§ **WHAT YOU NEED TO DO**: Please give the listing again, word for word, with nothing left out.

******

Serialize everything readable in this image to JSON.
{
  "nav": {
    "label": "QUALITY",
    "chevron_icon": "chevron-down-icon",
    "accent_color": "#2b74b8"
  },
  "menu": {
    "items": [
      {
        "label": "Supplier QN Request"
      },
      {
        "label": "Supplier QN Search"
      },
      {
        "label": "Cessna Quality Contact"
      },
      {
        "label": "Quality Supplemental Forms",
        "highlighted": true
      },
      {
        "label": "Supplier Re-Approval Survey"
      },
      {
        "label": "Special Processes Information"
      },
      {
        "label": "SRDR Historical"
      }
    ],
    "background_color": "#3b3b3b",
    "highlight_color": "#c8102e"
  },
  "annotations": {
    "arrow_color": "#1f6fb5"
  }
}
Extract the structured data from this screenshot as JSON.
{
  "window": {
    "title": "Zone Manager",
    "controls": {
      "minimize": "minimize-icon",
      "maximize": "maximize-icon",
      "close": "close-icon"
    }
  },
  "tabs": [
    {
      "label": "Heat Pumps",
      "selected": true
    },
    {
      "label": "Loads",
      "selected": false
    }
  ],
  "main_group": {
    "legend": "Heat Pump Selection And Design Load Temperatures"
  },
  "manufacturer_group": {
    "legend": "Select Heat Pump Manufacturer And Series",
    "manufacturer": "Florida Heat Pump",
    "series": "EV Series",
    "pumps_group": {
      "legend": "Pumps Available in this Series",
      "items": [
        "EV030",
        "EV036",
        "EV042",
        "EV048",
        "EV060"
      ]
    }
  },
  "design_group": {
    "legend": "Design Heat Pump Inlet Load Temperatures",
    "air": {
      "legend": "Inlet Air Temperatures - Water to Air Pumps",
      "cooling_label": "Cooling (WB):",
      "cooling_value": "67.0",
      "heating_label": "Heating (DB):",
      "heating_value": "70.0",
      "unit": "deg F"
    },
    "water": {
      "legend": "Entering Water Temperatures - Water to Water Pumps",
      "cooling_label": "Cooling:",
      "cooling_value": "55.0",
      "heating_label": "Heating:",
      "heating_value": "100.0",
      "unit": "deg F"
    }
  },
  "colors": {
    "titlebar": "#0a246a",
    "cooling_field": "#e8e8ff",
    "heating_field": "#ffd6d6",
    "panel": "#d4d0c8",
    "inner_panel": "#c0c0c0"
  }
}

******

§ **RESULT OF THIS TASK**:
Serialize everything readable in this image to JSON.
{
  "nav": {
    "label": "QUALITY",
    "chevron_icon": "chevron-down-icon",
    "accent_color": "#2b74b8"
  },
  "menu": {
    "items": [
      {
        "label": "Supplier QN Request"
      },
      {
        "label": "Supplier QN Search"
      },
      {
        "label": "Cessna Quality Contact"
      },
      {
        "label": "Quality Supplemental Forms",
        "highlighted": true
      },
      {
        "label": "Supplier Re-Approval Survey"
      },
      {
        "label": "Special Processes Information"
      },
      {
        "label": "SRDR Historical"
      }
    ],
    "background_color": "#3b3b3b",
    "highlight_color": "#c8102e"
  },
  "annotations": {
    "arrow_color": "#1f6fb5"
  }
}
Extract the structured data from this screenshot as JSON.
{
  "window": {
    "title": "Zone Manager",
    "controls": {
      "minimize": "minimize-icon",
      "maximize": "maximize-icon",
      "close": "close-icon"
    }
  },
  "tabs": [
    {
      "label": "Heat Pumps",
      "selected": true
    },
    {
      "label": "Loads",
      "selected": false
    }
  ],
  "main_group": {
    "legend": "Heat Pump Selection And Design Load Temperatures"
  },
  "manufacturer_group": {
    "legend": "Select Heat Pump Manufacturer And Series",
    "manufacturer": "Florida Heat Pump",
    "series": "EV Series",
    "pumps_group": {
      "legend": "Pumps Available in this Series",
      "items": [
        "EV030",
        "EV036",
        "EV042",
        "EV048",
        "EV060"
      ]
    }
  },
  "design_group": {
    "legend": "Design Heat Pump Inlet Load Temperatures",
    "air": {
      "legend": "Inlet Air Temperatures - Water to Air Pumps",
      "cooling_label": "Cooling (WB):",
      "cooling_value": "67.0",
      "heating_label": "Heating (DB):",
      "heating_value": "70.0",
      "unit": "deg F"
    },
    "water": {
      "legend": "Entering Water Temperatures - Water to Water Pumps",
      "cooling_label": "Cooling:",
      "cooling_value": "55.0",
      "heating_label": "Heating:",
      "heating_value": "100.0",
      "unit": "deg F"
    }
  },
  "colors": {
    "titlebar": "#0a246a",
    "cooling_field": "#e8e8ff",
    "heating_field": "#ffd6d6",
    "panel": "#d4d0c8",
    "inner_panel": "#c0c0c0"
  }
}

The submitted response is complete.